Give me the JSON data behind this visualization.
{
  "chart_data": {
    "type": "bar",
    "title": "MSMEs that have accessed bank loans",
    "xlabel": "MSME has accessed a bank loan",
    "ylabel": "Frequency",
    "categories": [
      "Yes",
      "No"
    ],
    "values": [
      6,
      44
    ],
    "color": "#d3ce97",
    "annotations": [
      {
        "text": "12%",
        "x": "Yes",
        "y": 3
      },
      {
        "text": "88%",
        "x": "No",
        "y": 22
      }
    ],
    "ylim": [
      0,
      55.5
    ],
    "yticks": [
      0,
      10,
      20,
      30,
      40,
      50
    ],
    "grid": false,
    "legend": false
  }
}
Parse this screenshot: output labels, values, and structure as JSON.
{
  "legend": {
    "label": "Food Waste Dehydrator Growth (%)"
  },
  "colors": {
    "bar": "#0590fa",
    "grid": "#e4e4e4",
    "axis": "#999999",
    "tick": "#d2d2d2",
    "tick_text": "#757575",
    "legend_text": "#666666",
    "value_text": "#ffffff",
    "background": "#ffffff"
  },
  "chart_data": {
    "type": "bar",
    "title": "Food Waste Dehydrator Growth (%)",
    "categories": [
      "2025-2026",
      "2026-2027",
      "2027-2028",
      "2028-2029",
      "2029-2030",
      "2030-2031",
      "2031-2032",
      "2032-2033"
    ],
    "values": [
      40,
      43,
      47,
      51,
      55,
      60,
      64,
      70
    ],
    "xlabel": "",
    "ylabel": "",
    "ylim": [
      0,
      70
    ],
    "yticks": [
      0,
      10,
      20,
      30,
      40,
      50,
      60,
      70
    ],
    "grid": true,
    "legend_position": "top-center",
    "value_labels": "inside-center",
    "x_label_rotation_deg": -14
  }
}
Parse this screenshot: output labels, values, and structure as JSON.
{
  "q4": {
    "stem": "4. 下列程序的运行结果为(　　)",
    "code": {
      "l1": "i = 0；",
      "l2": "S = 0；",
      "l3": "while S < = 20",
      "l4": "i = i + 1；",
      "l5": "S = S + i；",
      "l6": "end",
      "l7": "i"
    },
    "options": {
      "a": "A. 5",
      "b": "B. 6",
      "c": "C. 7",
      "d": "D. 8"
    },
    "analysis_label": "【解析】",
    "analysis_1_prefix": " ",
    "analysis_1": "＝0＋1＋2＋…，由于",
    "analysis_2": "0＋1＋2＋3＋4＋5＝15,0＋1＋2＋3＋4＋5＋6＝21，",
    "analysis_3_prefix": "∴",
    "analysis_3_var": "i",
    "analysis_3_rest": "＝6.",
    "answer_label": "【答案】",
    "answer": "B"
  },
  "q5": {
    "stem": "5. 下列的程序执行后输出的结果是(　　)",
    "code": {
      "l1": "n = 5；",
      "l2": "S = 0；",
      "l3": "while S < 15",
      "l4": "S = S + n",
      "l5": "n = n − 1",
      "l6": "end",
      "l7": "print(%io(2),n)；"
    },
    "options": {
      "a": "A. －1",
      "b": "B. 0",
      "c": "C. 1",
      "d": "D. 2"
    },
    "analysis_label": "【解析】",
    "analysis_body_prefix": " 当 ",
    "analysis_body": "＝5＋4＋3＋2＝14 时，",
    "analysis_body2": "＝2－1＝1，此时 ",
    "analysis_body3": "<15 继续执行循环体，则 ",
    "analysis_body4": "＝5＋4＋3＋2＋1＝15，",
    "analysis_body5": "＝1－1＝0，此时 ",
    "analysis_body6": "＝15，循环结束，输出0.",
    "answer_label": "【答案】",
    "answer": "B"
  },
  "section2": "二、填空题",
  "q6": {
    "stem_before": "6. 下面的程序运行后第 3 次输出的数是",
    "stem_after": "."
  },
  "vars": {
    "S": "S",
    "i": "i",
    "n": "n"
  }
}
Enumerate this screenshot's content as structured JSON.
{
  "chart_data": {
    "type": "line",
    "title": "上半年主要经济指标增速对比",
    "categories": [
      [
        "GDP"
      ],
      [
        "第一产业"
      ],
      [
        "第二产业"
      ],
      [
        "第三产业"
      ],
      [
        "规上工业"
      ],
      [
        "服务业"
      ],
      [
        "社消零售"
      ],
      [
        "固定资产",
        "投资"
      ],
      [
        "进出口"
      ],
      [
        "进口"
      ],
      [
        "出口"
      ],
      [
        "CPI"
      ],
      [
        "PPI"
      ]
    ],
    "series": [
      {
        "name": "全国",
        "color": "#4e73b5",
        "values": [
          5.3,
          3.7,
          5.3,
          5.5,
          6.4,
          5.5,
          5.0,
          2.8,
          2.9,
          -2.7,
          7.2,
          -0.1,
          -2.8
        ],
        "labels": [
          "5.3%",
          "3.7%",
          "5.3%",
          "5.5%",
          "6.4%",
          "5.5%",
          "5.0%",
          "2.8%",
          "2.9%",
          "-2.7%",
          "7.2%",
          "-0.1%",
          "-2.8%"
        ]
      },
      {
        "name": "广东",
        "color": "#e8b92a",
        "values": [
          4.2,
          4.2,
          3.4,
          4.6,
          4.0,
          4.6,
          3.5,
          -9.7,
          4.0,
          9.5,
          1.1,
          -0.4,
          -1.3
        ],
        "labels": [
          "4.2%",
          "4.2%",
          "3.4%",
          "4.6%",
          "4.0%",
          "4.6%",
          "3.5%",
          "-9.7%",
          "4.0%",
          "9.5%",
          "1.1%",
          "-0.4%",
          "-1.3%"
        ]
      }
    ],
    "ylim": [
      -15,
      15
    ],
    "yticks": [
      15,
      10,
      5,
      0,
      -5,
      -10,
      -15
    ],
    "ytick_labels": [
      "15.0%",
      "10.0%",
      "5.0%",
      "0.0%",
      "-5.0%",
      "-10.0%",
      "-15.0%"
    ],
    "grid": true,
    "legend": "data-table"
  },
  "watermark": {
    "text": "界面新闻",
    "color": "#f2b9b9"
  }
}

::::::

▸ WHAT YOU SHOULD DO
Point out every line holding the string "accessed" and copy it.

▸ EXERCISE RESPONSE
    "title": "MSMEs that have accessed bank loans",
    "xlabel": "MSME has accessed a bank loan",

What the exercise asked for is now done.